-- Start Records for the exercise --

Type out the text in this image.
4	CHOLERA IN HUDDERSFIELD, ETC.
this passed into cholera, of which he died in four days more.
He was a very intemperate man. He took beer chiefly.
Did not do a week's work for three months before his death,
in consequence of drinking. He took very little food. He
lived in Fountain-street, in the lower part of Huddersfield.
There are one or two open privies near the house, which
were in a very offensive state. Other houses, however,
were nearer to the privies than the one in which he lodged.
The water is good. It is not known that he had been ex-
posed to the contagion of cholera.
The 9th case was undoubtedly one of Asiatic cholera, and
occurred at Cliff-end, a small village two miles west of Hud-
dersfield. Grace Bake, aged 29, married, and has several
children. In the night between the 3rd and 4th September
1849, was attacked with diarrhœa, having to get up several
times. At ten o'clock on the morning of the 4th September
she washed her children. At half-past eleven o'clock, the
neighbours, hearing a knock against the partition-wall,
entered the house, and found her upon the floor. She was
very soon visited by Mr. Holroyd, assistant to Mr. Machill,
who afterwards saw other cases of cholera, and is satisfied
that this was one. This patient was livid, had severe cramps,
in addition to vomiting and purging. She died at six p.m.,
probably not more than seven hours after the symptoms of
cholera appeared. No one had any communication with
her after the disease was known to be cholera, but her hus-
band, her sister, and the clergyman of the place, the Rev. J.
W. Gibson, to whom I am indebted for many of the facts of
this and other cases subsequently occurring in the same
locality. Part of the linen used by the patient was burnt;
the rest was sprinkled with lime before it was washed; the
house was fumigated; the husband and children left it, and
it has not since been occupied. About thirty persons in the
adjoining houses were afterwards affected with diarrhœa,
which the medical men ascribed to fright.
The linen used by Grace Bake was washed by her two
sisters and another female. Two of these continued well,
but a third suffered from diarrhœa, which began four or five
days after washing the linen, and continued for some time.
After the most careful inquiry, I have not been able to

-- End Records for the exercise --

» Task to carry out
Report only how many lines in the records contain the word "were".

» Exercise response
3